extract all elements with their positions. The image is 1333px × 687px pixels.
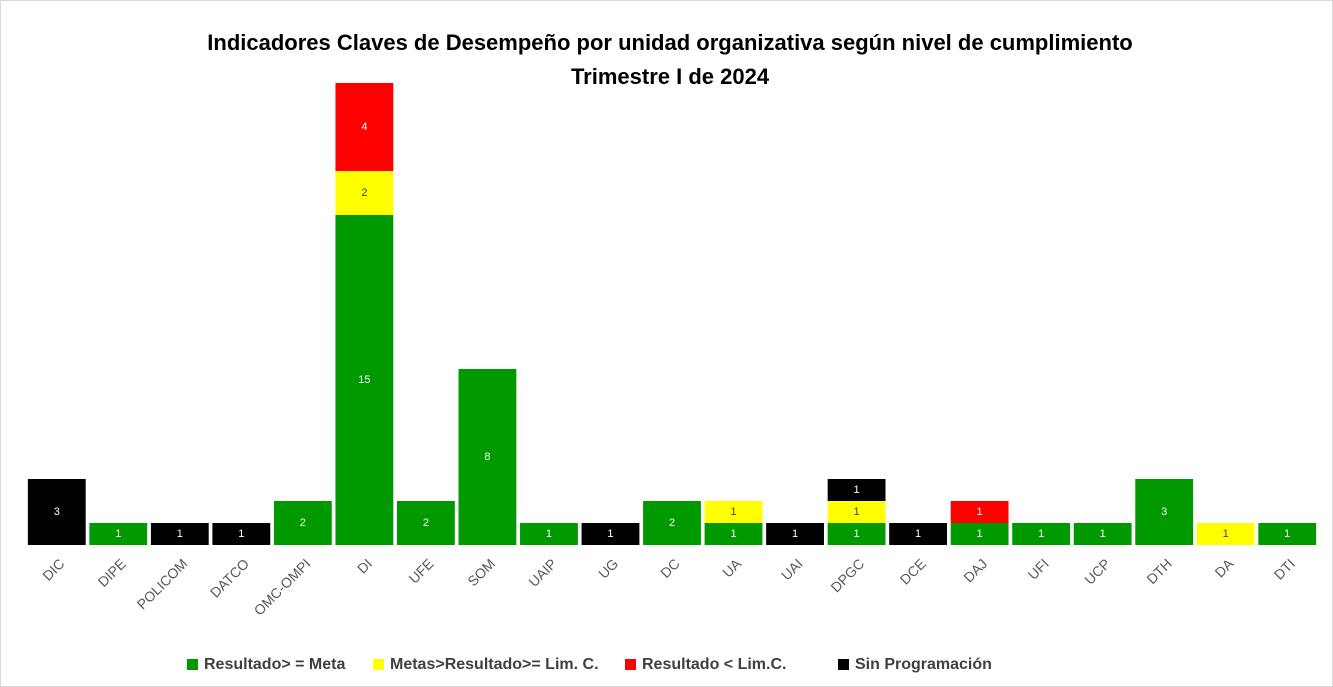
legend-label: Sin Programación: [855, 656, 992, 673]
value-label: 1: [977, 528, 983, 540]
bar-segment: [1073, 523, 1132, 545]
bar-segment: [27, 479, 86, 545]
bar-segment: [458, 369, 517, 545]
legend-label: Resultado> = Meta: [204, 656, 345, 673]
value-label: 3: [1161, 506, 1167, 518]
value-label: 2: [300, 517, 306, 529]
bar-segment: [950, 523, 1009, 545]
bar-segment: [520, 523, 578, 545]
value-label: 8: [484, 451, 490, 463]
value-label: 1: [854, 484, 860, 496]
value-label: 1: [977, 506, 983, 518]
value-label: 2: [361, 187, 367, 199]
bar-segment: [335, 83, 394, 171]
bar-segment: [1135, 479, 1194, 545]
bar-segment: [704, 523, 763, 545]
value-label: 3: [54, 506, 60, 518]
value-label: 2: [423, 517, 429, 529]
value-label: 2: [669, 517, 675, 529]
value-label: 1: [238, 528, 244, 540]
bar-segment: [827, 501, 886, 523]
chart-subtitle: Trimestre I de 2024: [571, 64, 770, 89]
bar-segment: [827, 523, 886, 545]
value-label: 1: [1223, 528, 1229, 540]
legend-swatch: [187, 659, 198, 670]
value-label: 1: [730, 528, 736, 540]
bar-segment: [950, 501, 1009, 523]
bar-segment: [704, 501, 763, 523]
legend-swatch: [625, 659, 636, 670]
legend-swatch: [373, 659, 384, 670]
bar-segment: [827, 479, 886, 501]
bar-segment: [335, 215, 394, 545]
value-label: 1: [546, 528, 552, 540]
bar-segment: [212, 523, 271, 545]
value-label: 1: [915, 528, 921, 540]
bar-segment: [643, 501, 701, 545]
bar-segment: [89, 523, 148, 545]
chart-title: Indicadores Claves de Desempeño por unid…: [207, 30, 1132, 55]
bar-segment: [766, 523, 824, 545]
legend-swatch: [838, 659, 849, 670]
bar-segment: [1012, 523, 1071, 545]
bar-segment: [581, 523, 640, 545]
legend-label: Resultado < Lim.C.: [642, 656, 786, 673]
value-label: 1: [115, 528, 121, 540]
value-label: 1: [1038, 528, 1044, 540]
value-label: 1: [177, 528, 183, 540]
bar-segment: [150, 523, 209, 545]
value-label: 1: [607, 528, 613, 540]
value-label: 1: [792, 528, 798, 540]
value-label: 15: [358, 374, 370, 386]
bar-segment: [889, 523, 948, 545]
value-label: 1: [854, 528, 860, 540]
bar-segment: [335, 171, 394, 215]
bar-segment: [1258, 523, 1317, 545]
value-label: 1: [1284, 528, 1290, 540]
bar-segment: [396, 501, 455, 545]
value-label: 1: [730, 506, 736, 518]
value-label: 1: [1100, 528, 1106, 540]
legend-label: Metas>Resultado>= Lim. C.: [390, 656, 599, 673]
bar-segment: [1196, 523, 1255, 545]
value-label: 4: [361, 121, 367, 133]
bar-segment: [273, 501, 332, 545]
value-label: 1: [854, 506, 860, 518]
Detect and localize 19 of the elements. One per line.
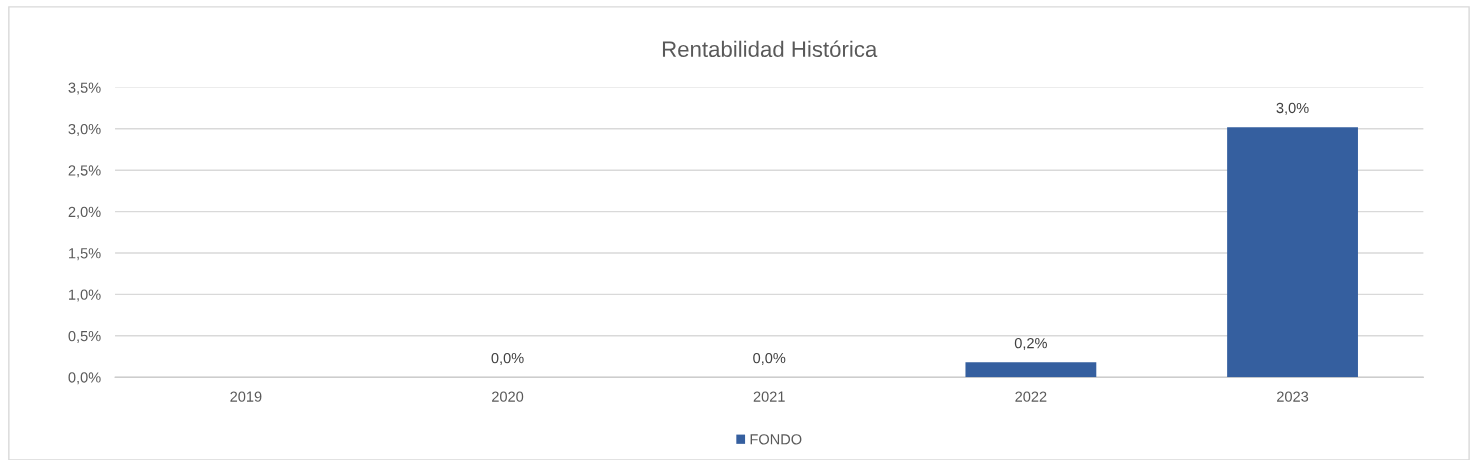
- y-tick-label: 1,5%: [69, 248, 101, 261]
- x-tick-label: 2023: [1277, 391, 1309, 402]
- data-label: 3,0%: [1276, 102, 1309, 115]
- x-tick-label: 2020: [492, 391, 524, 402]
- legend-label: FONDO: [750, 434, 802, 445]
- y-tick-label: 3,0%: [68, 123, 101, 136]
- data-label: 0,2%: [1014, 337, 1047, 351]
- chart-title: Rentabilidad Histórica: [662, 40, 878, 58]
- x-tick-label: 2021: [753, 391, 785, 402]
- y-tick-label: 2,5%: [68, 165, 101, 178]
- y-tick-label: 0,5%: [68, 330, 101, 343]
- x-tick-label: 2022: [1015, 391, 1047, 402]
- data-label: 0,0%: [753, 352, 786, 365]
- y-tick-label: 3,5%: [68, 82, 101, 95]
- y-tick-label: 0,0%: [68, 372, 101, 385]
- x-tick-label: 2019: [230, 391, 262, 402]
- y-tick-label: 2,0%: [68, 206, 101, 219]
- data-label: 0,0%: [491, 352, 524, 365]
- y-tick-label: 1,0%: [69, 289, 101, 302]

--

* **What the task requires**: Rewrite all of the items above with every "legend-swatch" changed to "legend-marker" and everything else left as it is. Leave out the pictures.

* **Complete output**:
extract all elements with their positions. The image is 1333px × 687px pixels.
legend-label: Sin Programación: [855, 656, 992, 673]
value-label: 1: [977, 528, 983, 540]
bar-segment: [1073, 523, 1132, 545]
bar-segment: [27, 479, 86, 545]
bar-segment: [458, 369, 517, 545]
legend-label: Resultado> = Meta: [204, 656, 345, 673]
value-label: 3: [1161, 506, 1167, 518]
value-label: 2: [300, 517, 306, 529]
bar-segment: [950, 523, 1009, 545]
bar-segment: [520, 523, 578, 545]
value-label: 8: [484, 451, 490, 463]
value-label: 1: [854, 484, 860, 496]
value-label: 1: [977, 506, 983, 518]
value-label: 2: [361, 187, 367, 199]
bar-segment: [335, 83, 394, 171]
bar-segment: [1135, 479, 1194, 545]
bar-segment: [704, 523, 763, 545]
value-label: 3: [54, 506, 60, 518]
value-label: 2: [423, 517, 429, 529]
value-label: 2: [669, 517, 675, 529]
value-label: 1: [238, 528, 244, 540]
bar-segment: [827, 501, 886, 523]
chart-subtitle: Trimestre I de 2024: [571, 64, 770, 89]
bar-segment: [827, 523, 886, 545]
value-label: 1: [1223, 528, 1229, 540]
legend-marker: [187, 659, 198, 670]
value-label: 1: [730, 528, 736, 540]
bar-segment: [950, 501, 1009, 523]
bar-segment: [704, 501, 763, 523]
legend-marker: [625, 659, 636, 670]
legend-marker: [373, 659, 384, 670]
bar-segment: [827, 479, 886, 501]
bar-segment: [335, 215, 394, 545]
value-label: 1: [546, 528, 552, 540]
bar-segment: [212, 523, 271, 545]
value-label: 1: [915, 528, 921, 540]
bar-segment: [643, 501, 701, 545]
bar-segment: [89, 523, 148, 545]
chart-title: Indicadores Claves de Desempeño por unid…: [207, 30, 1132, 55]
bar-segment: [766, 523, 824, 545]
legend-marker: [838, 659, 849, 670]
bar-segment: [1012, 523, 1071, 545]
bar-segment: [581, 523, 640, 545]
legend-label: Resultado < Lim.C.: [642, 656, 786, 673]
value-label: 1: [115, 528, 121, 540]
value-label: 1: [1038, 528, 1044, 540]
value-label: 1: [177, 528, 183, 540]
bar-segment: [150, 523, 209, 545]
value-label: 1: [607, 528, 613, 540]
value-label: 1: [792, 528, 798, 540]
value-label: 15: [358, 374, 370, 386]
bar-segment: [889, 523, 948, 545]
value-label: 1: [854, 528, 860, 540]
bar-segment: [335, 171, 394, 215]
bar-segment: [1258, 523, 1317, 545]
value-label: 1: [1284, 528, 1290, 540]
bar-segment: [396, 501, 455, 545]
value-label: 1: [730, 506, 736, 518]
value-label: 1: [1100, 528, 1106, 540]
legend-label: Metas>Resultado>= Lim. C.: [390, 656, 599, 673]
bar-segment: [1196, 523, 1255, 545]
value-label: 4: [361, 121, 367, 133]
bar-segment: [273, 501, 332, 545]
value-label: 1: [854, 506, 860, 518]
Detect and localize 19 of the elements. One per line.
- y-tick-label: 1,5%: [69, 248, 101, 261]
- x-tick-label: 2023: [1277, 391, 1309, 402]
- data-label: 3,0%: [1276, 102, 1309, 115]
- x-tick-label: 2020: [492, 391, 524, 402]
- legend-label: FONDO: [750, 434, 802, 445]
- y-tick-label: 3,0%: [68, 123, 101, 136]
- data-label: 0,2%: [1014, 337, 1047, 351]
- chart-title: Rentabilidad Histórica: [662, 40, 878, 58]
- x-tick-label: 2021: [753, 391, 785, 402]
- y-tick-label: 2,5%: [68, 165, 101, 178]
- y-tick-label: 0,5%: [68, 330, 101, 343]
- x-tick-label: 2022: [1015, 391, 1047, 402]
- data-label: 0,0%: [753, 352, 786, 365]
- y-tick-label: 3,5%: [68, 82, 101, 95]
- y-tick-label: 0,0%: [68, 372, 101, 385]
- x-tick-label: 2019: [230, 391, 262, 402]
- y-tick-label: 2,0%: [68, 206, 101, 219]
- data-label: 0,0%: [491, 352, 524, 365]
- y-tick-label: 1,0%: [69, 289, 101, 302]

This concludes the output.